PROBLEM TO WORK ON |
Transcribe every line of the records verbatim.

* start *

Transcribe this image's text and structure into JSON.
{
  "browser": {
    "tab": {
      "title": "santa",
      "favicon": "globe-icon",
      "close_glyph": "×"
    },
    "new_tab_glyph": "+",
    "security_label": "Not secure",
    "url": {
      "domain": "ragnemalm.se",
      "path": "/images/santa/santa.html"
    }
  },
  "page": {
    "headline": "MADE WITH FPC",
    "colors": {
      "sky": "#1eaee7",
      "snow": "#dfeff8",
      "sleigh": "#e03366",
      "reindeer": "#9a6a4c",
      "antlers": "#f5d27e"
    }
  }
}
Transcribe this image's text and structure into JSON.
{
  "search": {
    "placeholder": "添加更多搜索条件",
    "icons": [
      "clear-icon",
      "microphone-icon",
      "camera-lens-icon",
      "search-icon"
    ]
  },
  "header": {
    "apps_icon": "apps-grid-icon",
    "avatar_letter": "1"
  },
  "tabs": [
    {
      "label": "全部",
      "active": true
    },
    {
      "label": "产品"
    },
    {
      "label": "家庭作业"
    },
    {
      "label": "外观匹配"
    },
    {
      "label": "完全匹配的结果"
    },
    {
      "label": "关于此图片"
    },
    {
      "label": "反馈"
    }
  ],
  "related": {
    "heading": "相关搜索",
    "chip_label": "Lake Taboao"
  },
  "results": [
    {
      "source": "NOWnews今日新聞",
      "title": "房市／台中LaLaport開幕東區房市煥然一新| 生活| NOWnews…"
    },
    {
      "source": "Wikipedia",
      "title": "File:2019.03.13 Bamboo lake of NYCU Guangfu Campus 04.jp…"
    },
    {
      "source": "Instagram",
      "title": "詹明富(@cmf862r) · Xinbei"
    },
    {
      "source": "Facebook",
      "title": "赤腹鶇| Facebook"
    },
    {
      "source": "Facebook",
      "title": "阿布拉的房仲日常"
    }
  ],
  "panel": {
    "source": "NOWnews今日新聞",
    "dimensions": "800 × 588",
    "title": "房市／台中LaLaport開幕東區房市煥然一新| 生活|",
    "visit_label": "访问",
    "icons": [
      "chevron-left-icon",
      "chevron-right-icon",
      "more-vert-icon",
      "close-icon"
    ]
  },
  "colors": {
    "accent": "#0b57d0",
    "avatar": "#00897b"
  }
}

* end *

SOLUTION TO THIS TASK |
Transcribe this image's text and structure into JSON.
{
  "browser": {
    "tab": {
      "title": "santa",
      "favicon": "globe-icon",
      "close_glyph": "×"
    },
    "new_tab_glyph": "+",
    "security_label": "Not secure",
    "url": {
      "domain": "ragnemalm.se",
      "path": "/images/santa/santa.html"
    }
  },
  "page": {
    "headline": "MADE WITH FPC",
    "colors": {
      "sky": "#1eaee7",
      "snow": "#dfeff8",
      "sleigh": "#e03366",
      "reindeer": "#9a6a4c",
      "antlers": "#f5d27e"
    }
  }
}
Transcribe this image's text and structure into JSON.
{
  "search": {
    "placeholder": "添加更多搜索条件",
    "icons": [
      "clear-icon",
      "microphone-icon",
      "camera-lens-icon",
      "search-icon"
    ]
  },
  "header": {
    "apps_icon": "apps-grid-icon",
    "avatar_letter": "1"
  },
  "tabs": [
    {
      "label": "全部",
      "active": true
    },
    {
      "label": "产品"
    },
    {
      "label": "家庭作业"
    },
    {
      "label": "外观匹配"
    },
    {
      "label": "完全匹配的结果"
    },
    {
      "label": "关于此图片"
    },
    {
      "label": "反馈"
    }
  ],
  "related": {
    "heading": "相关搜索",
    "chip_label": "Lake Taboao"
  },
  "results": [
    {
      "source": "NOWnews今日新聞",
      "title": "房市／台中LaLaport開幕東區房市煥然一新| 生活| NOWnews…"
    },
    {
      "source": "Wikipedia",
      "title": "File:2019.03.13 Bamboo lake of NYCU Guangfu Campus 04.jp…"
    },
    {
      "source": "Instagram",
      "title": "詹明富(@cmf862r) · Xinbei"
    },
    {
      "source": "Facebook",
      "title": "赤腹鶇| Facebook"
    },
    {
      "source": "Facebook",
      "title": "阿布拉的房仲日常"
    }
  ],
  "panel": {
    "source": "NOWnews今日新聞",
    "dimensions": "800 × 588",
    "title": "房市／台中LaLaport開幕東區房市煥然一新| 生活|",
    "visit_label": "访问",
    "icons": [
      "chevron-left-icon",
      "chevron-right-icon",
      "more-vert-icon",
      "close-icon"
    ]
  },
  "colors": {
    "accent": "#0b57d0",
    "avatar": "#00897b"
  }
}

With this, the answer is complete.